**Work to do**
Repeat the full listing, word for word.

(Figure record listings)
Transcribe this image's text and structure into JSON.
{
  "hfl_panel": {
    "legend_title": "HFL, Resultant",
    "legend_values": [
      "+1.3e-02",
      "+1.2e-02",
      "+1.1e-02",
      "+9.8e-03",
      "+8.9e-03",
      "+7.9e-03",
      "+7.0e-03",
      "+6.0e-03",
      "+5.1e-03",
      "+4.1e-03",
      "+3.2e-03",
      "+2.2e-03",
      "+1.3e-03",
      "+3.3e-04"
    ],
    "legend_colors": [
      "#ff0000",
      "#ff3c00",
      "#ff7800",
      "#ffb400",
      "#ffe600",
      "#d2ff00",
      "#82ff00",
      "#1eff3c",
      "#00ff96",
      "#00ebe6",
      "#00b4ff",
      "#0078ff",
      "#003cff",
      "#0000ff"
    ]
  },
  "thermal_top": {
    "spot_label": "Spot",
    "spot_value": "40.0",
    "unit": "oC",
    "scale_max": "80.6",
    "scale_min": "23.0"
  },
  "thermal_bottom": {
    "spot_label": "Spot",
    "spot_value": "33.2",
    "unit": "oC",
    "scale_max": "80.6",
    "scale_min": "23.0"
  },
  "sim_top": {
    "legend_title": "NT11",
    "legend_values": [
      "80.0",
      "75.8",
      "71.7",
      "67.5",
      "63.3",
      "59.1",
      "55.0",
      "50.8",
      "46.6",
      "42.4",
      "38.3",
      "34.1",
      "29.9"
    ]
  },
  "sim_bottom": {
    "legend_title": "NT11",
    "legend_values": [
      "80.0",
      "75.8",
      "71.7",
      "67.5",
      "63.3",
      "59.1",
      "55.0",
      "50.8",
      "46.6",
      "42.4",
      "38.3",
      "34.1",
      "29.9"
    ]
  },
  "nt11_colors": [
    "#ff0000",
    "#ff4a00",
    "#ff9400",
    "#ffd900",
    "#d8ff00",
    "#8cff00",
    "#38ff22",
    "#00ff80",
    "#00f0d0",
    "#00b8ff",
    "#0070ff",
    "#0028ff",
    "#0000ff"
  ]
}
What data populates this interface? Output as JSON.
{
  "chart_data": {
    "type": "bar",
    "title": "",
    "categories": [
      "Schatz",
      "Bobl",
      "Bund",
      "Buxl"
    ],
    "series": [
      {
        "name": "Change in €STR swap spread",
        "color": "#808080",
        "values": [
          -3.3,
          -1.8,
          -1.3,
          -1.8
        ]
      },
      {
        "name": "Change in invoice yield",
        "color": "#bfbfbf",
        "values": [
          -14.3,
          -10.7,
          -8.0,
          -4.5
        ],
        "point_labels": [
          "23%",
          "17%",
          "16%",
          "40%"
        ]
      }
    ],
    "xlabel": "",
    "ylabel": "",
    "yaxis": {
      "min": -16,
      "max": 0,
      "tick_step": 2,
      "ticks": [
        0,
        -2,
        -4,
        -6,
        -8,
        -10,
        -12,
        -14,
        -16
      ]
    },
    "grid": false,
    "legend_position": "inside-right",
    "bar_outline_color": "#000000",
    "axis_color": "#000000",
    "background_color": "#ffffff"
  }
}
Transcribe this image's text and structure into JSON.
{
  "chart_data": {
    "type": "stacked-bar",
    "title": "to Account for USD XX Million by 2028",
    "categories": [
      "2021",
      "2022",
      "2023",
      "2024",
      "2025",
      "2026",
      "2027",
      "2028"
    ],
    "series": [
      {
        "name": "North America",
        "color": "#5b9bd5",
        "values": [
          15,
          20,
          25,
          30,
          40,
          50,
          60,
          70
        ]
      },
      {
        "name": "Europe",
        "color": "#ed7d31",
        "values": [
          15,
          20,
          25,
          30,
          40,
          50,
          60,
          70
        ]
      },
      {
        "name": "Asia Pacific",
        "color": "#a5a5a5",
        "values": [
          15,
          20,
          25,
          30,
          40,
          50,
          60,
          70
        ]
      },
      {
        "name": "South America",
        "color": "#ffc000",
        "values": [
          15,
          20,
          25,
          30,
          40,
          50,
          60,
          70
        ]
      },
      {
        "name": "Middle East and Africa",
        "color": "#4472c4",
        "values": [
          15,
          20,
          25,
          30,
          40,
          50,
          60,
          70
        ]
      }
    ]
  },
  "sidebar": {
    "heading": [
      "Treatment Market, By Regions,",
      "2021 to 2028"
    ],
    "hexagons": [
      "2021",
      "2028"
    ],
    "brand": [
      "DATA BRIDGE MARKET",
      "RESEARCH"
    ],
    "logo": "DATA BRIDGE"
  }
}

**Expected answer**
Transcribe this image's text and structure into JSON.
{
  "hfl_panel": {
    "legend_title": "HFL, Resultant",
    "legend_values": [
      "+1.3e-02",
      "+1.2e-02",
      "+1.1e-02",
      "+9.8e-03",
      "+8.9e-03",
      "+7.9e-03",
      "+7.0e-03",
      "+6.0e-03",
      "+5.1e-03",
      "+4.1e-03",
      "+3.2e-03",
      "+2.2e-03",
      "+1.3e-03",
      "+3.3e-04"
    ],
    "legend_colors": [
      "#ff0000",
      "#ff3c00",
      "#ff7800",
      "#ffb400",
      "#ffe600",
      "#d2ff00",
      "#82ff00",
      "#1eff3c",
      "#00ff96",
      "#00ebe6",
      "#00b4ff",
      "#0078ff",
      "#003cff",
      "#0000ff"
    ]
  },
  "thermal_top": {
    "spot_label": "Spot",
    "spot_value": "40.0",
    "unit": "oC",
    "scale_max": "80.6",
    "scale_min": "23.0"
  },
  "thermal_bottom": {
    "spot_label": "Spot",
    "spot_value": "33.2",
    "unit": "oC",
    "scale_max": "80.6",
    "scale_min": "23.0"
  },
  "sim_top": {
    "legend_title": "NT11",
    "legend_values": [
      "80.0",
      "75.8",
      "71.7",
      "67.5",
      "63.3",
      "59.1",
      "55.0",
      "50.8",
      "46.6",
      "42.4",
      "38.3",
      "34.1",
      "29.9"
    ]
  },
  "sim_bottom": {
    "legend_title": "NT11",
    "legend_values": [
      "80.0",
      "75.8",
      "71.7",
      "67.5",
      "63.3",
      "59.1",
      "55.0",
      "50.8",
      "46.6",
      "42.4",
      "38.3",
      "34.1",
      "29.9"
    ]
  },
  "nt11_colors": [
    "#ff0000",
    "#ff4a00",
    "#ff9400",
    "#ffd900",
    "#d8ff00",
    "#8cff00",
    "#38ff22",
    "#00ff80",
    "#00f0d0",
    "#00b8ff",
    "#0070ff",
    "#0028ff",
    "#0000ff"
  ]
}
What data populates this interface? Output as JSON.
{
  "chart_data": {
    "type": "bar",
    "title": "",
    "categories": [
      "Schatz",
      "Bobl",
      "Bund",
      "Buxl"
    ],
    "series": [
      {
        "name": "Change in €STR swap spread",
        "color": "#808080",
        "values": [
          -3.3,
          -1.8,
          -1.3,
          -1.8
        ]
      },
      {
        "name": "Change in invoice yield",
        "color": "#bfbfbf",
        "values": [
          -14.3,
          -10.7,
          -8.0,
          -4.5
        ],
        "point_labels": [
          "23%",
          "17%",
          "16%",
          "40%"
        ]
      }
    ],
    "xlabel": "",
    "ylabel": "",
    "yaxis": {
      "min": -16,
      "max": 0,
      "tick_step": 2,
      "ticks": [
        0,
        -2,
        -4,
        -6,
        -8,
        -10,
        -12,
        -14,
        -16
      ]
    },
    "grid": false,
    "legend_position": "inside-right",
    "bar_outline_color": "#000000",
    "axis_color": "#000000",
    "background_color": "#ffffff"
  }
}
Transcribe this image's text and structure into JSON.
{
  "chart_data": {
    "type": "stacked-bar",
    "title": "to Account for USD XX Million by 2028",
    "categories": [
      "2021",
      "2022",
      "2023",
      "2024",
      "2025",
      "2026",
      "2027",
      "2028"
    ],
    "series": [
      {
        "name": "North America",
        "color": "#5b9bd5",
        "values": [
          15,
          20,
          25,
          30,
          40,
          50,
          60,
          70
        ]
      },
      {
        "name": "Europe",
        "color": "#ed7d31",
        "values": [
          15,
          20,
          25,
          30,
          40,
          50,
          60,
          70
        ]
      },
      {
        "name": "Asia Pacific",
        "color": "#a5a5a5",
        "values": [
          15,
          20,
          25,
          30,
          40,
          50,
          60,
          70
        ]
      },
      {
        "name": "South America",
        "color": "#ffc000",
        "values": [
          15,
          20,
          25,
          30,
          40,
          50,
          60,
          70
        ]
      },
      {
        "name": "Middle East and Africa",
        "color": "#4472c4",
        "values": [
          15,
          20,
          25,
          30,
          40,
          50,
          60,
          70
        ]
      }
    ]
  },
  "sidebar": {
    "heading": [
      "Treatment Market, By Regions,",
      "2021 to 2028"
    ],
    "hexagons": [
      "2021",
      "2028"
    ],
    "brand": [
      "DATA BRIDGE MARKET",
      "RESEARCH"
    ],
    "logo": "DATA BRIDGE"
  }
}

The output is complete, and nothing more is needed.